What is expected:
Transcribe the listing in full, excluding any pictures.

(Figure dataset records)
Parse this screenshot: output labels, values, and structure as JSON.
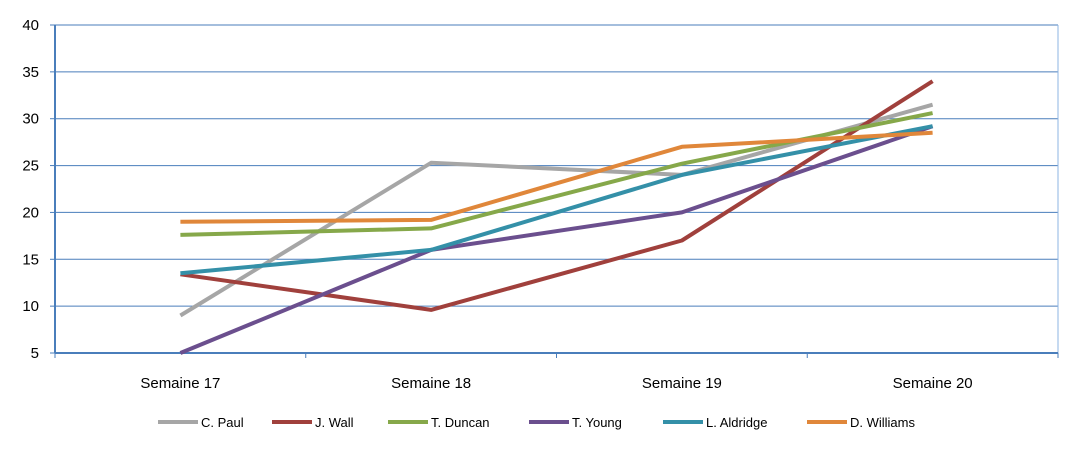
{
  "chart_data": {
    "type": "line",
    "categories": [
      "Semaine 17",
      "Semaine 18",
      "Semaine 19",
      "Semaine 20"
    ],
    "ylim": [
      5,
      40
    ],
    "yticks": [
      5,
      10,
      15,
      20,
      25,
      30,
      35,
      40
    ],
    "grid": true,
    "legend_position": "bottom",
    "series": [
      {
        "name": "C. Paul",
        "color": "#a6a6a6",
        "values": [
          9,
          25.3,
          24,
          31.5
        ]
      },
      {
        "name": "J. Wall",
        "color": "#a0403c",
        "values": [
          13.4,
          9.6,
          17,
          34
        ]
      },
      {
        "name": "T. Duncan",
        "color": "#86a84a",
        "values": [
          17.6,
          18.3,
          25.2,
          30.6
        ]
      },
      {
        "name": "T. Young",
        "color": "#6b4f8e",
        "values": [
          5,
          16,
          20,
          29.2
        ]
      },
      {
        "name": "L. Aldridge",
        "color": "#3490a8",
        "values": [
          13.5,
          16,
          24,
          29.2
        ]
      },
      {
        "name": "D. Williams",
        "color": "#e0873a",
        "values": [
          19,
          19.2,
          27,
          28.5
        ]
      }
    ]
  }
}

Output for this task:
Parse this screenshot: output labels, values, and structure as JSON.
{
  "chart_data": {
    "type": "line",
    "categories": [
      "Semaine 17",
      "Semaine 18",
      "Semaine 19",
      "Semaine 20"
    ],
    "ylim": [
      5,
      40
    ],
    "yticks": [
      5,
      10,
      15,
      20,
      25,
      30,
      35,
      40
    ],
    "grid": true,
    "legend_position": "bottom",
    "series": [
      {
        "name": "C. Paul",
        "color": "#a6a6a6",
        "values": [
          9,
          25.3,
          24,
          31.5
        ]
      },
      {
        "name": "J. Wall",
        "color": "#a0403c",
        "values": [
          13.4,
          9.6,
          17,
          34
        ]
      },
      {
        "name": "T. Duncan",
        "color": "#86a84a",
        "values": [
          17.6,
          18.3,
          25.2,
          30.6
        ]
      },
      {
        "name": "T. Young",
        "color": "#6b4f8e",
        "values": [
          5,
          16,
          20,
          29.2
        ]
      },
      {
        "name": "L. Aldridge",
        "color": "#3490a8",
        "values": [
          13.5,
          16,
          24,
          29.2
        ]
      },
      {
        "name": "D. Williams",
        "color": "#e0873a",
        "values": [
          19,
          19.2,
          27,
          28.5
        ]
      }
    ]
  }
}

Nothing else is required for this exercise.